Written task: Output each entry exactly; skip nothing.

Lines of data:
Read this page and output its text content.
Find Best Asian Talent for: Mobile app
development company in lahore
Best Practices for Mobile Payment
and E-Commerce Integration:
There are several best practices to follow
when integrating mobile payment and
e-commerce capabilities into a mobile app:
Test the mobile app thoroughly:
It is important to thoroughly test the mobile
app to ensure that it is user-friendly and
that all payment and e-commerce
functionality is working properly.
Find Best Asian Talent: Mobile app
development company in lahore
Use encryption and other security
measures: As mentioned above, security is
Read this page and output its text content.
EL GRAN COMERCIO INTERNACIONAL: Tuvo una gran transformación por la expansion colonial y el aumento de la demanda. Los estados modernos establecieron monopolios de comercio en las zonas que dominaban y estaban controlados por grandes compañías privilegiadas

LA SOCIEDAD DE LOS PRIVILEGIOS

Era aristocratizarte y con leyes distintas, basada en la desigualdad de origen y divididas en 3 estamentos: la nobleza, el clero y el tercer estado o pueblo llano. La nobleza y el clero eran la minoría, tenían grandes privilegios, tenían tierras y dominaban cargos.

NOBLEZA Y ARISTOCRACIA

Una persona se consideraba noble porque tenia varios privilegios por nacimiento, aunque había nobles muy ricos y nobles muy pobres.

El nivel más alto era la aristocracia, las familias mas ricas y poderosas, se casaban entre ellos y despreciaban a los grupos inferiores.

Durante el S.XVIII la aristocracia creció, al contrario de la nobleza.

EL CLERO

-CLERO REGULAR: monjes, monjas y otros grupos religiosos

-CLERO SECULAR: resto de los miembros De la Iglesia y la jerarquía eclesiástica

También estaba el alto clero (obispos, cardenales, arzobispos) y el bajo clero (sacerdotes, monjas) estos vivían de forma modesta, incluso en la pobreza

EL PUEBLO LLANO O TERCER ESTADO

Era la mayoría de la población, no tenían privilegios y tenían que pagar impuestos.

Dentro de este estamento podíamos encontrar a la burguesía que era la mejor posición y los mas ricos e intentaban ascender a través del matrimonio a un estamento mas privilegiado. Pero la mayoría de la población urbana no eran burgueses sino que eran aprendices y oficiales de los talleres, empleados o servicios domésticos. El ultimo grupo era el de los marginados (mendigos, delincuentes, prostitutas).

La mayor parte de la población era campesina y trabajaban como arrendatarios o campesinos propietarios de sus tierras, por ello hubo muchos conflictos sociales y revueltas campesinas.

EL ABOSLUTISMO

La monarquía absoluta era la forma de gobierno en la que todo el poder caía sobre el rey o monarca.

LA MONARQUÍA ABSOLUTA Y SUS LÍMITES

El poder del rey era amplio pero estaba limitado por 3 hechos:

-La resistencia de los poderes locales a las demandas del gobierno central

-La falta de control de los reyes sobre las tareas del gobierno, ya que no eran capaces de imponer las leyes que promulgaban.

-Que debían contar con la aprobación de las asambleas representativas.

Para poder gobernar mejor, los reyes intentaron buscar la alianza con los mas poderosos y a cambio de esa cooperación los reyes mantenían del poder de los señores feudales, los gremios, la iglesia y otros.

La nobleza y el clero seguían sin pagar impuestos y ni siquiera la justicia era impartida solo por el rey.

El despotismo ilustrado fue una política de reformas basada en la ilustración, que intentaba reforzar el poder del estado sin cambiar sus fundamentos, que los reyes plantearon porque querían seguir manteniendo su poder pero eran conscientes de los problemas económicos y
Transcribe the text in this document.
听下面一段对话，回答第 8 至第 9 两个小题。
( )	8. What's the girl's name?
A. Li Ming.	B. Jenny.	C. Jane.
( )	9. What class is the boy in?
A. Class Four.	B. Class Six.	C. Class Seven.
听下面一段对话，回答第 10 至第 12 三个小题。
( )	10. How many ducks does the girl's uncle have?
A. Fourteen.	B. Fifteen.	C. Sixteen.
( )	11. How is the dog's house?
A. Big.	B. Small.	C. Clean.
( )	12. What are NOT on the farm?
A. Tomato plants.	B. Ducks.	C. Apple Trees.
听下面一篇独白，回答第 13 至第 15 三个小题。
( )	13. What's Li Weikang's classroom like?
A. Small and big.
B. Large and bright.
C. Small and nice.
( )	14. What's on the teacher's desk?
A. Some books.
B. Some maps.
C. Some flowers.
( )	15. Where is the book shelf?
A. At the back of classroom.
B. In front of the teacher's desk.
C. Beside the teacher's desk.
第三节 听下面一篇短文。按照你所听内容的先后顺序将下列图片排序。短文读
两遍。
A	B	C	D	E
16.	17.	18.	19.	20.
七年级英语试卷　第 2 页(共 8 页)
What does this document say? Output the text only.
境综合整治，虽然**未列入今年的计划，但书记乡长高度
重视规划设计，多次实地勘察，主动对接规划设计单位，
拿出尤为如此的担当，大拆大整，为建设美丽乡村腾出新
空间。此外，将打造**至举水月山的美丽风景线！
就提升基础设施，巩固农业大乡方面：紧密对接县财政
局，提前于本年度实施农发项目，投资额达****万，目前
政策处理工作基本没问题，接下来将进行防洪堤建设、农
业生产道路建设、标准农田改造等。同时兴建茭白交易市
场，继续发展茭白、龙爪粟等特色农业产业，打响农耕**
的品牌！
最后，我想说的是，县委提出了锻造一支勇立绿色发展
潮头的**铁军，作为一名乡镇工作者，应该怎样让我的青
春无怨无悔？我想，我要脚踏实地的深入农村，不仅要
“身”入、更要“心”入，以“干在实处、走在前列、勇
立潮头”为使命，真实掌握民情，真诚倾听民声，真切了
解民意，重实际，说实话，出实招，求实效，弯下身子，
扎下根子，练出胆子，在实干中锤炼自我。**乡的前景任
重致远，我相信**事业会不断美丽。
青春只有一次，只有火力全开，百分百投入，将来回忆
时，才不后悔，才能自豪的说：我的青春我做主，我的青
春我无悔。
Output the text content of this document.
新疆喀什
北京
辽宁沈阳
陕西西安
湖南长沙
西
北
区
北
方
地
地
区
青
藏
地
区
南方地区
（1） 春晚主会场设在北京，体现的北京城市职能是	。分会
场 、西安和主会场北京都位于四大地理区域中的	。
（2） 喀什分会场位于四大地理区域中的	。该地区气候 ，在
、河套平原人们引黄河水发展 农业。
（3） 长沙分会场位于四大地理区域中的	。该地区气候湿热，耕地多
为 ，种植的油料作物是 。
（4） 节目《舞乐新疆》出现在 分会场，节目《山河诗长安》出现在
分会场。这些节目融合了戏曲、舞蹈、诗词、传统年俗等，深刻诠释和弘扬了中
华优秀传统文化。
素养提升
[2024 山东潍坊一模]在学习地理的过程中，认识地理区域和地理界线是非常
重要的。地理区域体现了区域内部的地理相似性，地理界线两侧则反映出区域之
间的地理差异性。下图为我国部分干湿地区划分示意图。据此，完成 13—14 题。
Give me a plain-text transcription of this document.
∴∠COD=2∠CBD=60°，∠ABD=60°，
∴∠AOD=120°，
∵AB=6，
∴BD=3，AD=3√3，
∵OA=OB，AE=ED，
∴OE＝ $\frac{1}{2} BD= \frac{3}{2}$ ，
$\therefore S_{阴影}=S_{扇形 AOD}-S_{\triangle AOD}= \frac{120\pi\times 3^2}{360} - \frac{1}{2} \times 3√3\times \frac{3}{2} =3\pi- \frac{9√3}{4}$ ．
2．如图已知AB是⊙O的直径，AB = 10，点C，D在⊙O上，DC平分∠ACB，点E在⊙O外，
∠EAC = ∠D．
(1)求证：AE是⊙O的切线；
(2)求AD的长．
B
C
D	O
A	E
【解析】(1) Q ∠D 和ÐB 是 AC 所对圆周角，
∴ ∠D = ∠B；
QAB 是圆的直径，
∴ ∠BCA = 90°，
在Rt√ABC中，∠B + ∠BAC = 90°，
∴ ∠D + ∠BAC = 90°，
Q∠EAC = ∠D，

Task response:
Read this page and output its text content.
Find Best Asian Talent for: Mobile app
development company in lahore
Best Practices for Mobile Payment
and E-Commerce Integration:
There are several best practices to follow
when integrating mobile payment and
e-commerce capabilities into a mobile app:
Test the mobile app thoroughly:
It is important to thoroughly test the mobile
app to ensure that it is user-friendly and
that all payment and e-commerce
functionality is working properly.
Find Best Asian Talent: Mobile app
development company in lahore
Use encryption and other security
measures: As mentioned above, security is
Read this page and output its text content.
EL GRAN COMERCIO INTERNACIONAL: Tuvo una gran transformación por la expansion colonial y el aumento de la demanda. Los estados modernos establecieron monopolios de comercio en las zonas que dominaban y estaban controlados por grandes compañías privilegiadas

LA SOCIEDAD DE LOS PRIVILEGIOS

Era aristocratizarte y con leyes distintas, basada en la desigualdad de origen y divididas en 3 estamentos: la nobleza, el clero y el tercer estado o pueblo llano. La nobleza y el clero eran la minoría, tenían grandes privilegios, tenían tierras y dominaban cargos.

NOBLEZA Y ARISTOCRACIA

Una persona se consideraba noble porque tenia varios privilegios por nacimiento, aunque había nobles muy ricos y nobles muy pobres.

El nivel más alto era la aristocracia, las familias mas ricas y poderosas, se casaban entre ellos y despreciaban a los grupos inferiores.

Durante el S.XVIII la aristocracia creció, al contrario de la nobleza.

EL CLERO

-CLERO REGULAR: monjes, monjas y otros grupos religiosos

-CLERO SECULAR: resto de los miembros De la Iglesia y la jerarquía eclesiástica

También estaba el alto clero (obispos, cardenales, arzobispos) y el bajo clero (sacerdotes, monjas) estos vivían de forma modesta, incluso en la pobreza

EL PUEBLO LLANO O TERCER ESTADO

Era la mayoría de la población, no tenían privilegios y tenían que pagar impuestos.

Dentro de este estamento podíamos encontrar a la burguesía que era la mejor posición y los mas ricos e intentaban ascender a través del matrimonio a un estamento mas privilegiado. Pero la mayoría de la población urbana no eran burgueses sino que eran aprendices y oficiales de los talleres, empleados o servicios domésticos. El ultimo grupo era el de los marginados (mendigos, delincuentes, prostitutas).

La mayor parte de la población era campesina y trabajaban como arrendatarios o campesinos propietarios de sus tierras, por ello hubo muchos conflictos sociales y revueltas campesinas.

EL ABOSLUTISMO

La monarquía absoluta era la forma de gobierno en la que todo el poder caía sobre el rey o monarca.

LA MONARQUÍA ABSOLUTA Y SUS LÍMITES

El poder del rey era amplio pero estaba limitado por 3 hechos:

-La resistencia de los poderes locales a las demandas del gobierno central

-La falta de control de los reyes sobre las tareas del gobierno, ya que no eran capaces de imponer las leyes que promulgaban.

-Que debían contar con la aprobación de las asambleas representativas.

Para poder gobernar mejor, los reyes intentaron buscar la alianza con los mas poderosos y a cambio de esa cooperación los reyes mantenían del poder de los señores feudales, los gremios, la iglesia y otros.

La nobleza y el clero seguían sin pagar impuestos y ni siquiera la justicia era impartida solo por el rey.

El despotismo ilustrado fue una política de reformas basada en la ilustración, que intentaba reforzar el poder del estado sin cambiar sus fundamentos, que los reyes plantearon porque querían seguir manteniendo su poder pero eran conscientes de los problemas económicos y
Transcribe the text in this document.
听下面一段对话，回答第 8 至第 9 两个小题。
( )	8. What's the girl's name?
A. Li Ming.	B. Jenny.	C. Jane.
( )	9. What class is the boy in?
A. Class Four.	B. Class Six.	C. Class Seven.
听下面一段对话，回答第 10 至第 12 三个小题。
( )	10. How many ducks does the girl's uncle have?
A. Fourteen.	B. Fifteen.	C. Sixteen.
( )	11. How is the dog's house?
A. Big.	B. Small.	C. Clean.
( )	12. What are NOT on the farm?
A. Tomato plants.	B. Ducks.	C. Apple Trees.
听下面一篇独白，回答第 13 至第 15 三个小题。
( )	13. What's Li Weikang's classroom like?
A. Small and big.
B. Large and bright.
C. Small and nice.
( )	14. What's on the teacher's desk?
A. Some books.
B. Some maps.
C. Some flowers.
( )	15. Where is the book shelf?
A. At the back of classroom.
B. In front of the teacher's desk.
C. Beside the teacher's desk.
第三节 听下面一篇短文。按照你所听内容的先后顺序将下列图片排序。短文读
两遍。
A	B	C	D	E
16.	17.	18.	19.	20.
七年级英语试卷　第 2 页(共 8 页)
What does this document say? Output the text only.
境综合整治，虽然**未列入今年的计划，但书记乡长高度
重视规划设计，多次实地勘察，主动对接规划设计单位，
拿出尤为如此的担当，大拆大整，为建设美丽乡村腾出新
空间。此外，将打造**至举水月山的美丽风景线！
就提升基础设施，巩固农业大乡方面：紧密对接县财政
局，提前于本年度实施农发项目，投资额达****万，目前
政策处理工作基本没问题，接下来将进行防洪堤建设、农
业生产道路建设、标准农田改造等。同时兴建茭白交易市
场，继续发展茭白、龙爪粟等特色农业产业，打响农耕**
的品牌！
最后，我想说的是，县委提出了锻造一支勇立绿色发展
潮头的**铁军，作为一名乡镇工作者，应该怎样让我的青
春无怨无悔？我想，我要脚踏实地的深入农村，不仅要
“身”入、更要“心”入，以“干在实处、走在前列、勇
立潮头”为使命，真实掌握民情，真诚倾听民声，真切了
解民意，重实际，说实话，出实招，求实效，弯下身子，
扎下根子，练出胆子，在实干中锤炼自我。**乡的前景任
重致远，我相信**事业会不断美丽。
青春只有一次，只有火力全开，百分百投入，将来回忆
时，才不后悔，才能自豪的说：我的青春我做主，我的青
春我无悔。
Output the text content of this document.
新疆喀什
北京
辽宁沈阳
陕西西安
湖南长沙
西
北
区
北
方
地
地
区
青
藏
地
区
南方地区
（1） 春晚主会场设在北京，体现的北京城市职能是	。分会
场 、西安和主会场北京都位于四大地理区域中的	。
（2） 喀什分会场位于四大地理区域中的	。该地区气候 ，在
、河套平原人们引黄河水发展 农业。
（3） 长沙分会场位于四大地理区域中的	。该地区气候湿热，耕地多
为 ，种植的油料作物是 。
（4） 节目《舞乐新疆》出现在 分会场，节目《山河诗长安》出现在
分会场。这些节目融合了戏曲、舞蹈、诗词、传统年俗等，深刻诠释和弘扬了中
华优秀传统文化。
素养提升
[2024 山东潍坊一模]在学习地理的过程中，认识地理区域和地理界线是非常
重要的。地理区域体现了区域内部的地理相似性，地理界线两侧则反映出区域之
间的地理差异性。下图为我国部分干湿地区划分示意图。据此，完成 13—14 题。
Give me a plain-text transcription of this document.
∴∠COD=2∠CBD=60°，∠ABD=60°，
∴∠AOD=120°，
∵AB=6，
∴BD=3，AD=3√3，
∵OA=OB，AE=ED，
∴OE＝ $\frac{1}{2} BD= \frac{3}{2}$ ，
$\therefore S_{阴影}=S_{扇形 AOD}-S_{\triangle AOD}= \frac{120\pi\times 3^2}{360} - \frac{1}{2} \times 3√3\times \frac{3}{2} =3\pi- \frac{9√3}{4}$ ．
2．如图已知AB是⊙O的直径，AB = 10，点C，D在⊙O上，DC平分∠ACB，点E在⊙O外，
∠EAC = ∠D．
(1)求证：AE是⊙O的切线；
(2)求AD的长．
B
C
D	O
A	E
【解析】(1) Q ∠D 和ÐB 是 AC 所对圆周角，
∴ ∠D = ∠B；
QAB 是圆的直径，
∴ ∠BCA = 90°，
在Rt√ABC中，∠B + ∠BAC = 90°，
∴ ∠D + ∠BAC = 90°，
Q∠EAC = ∠D，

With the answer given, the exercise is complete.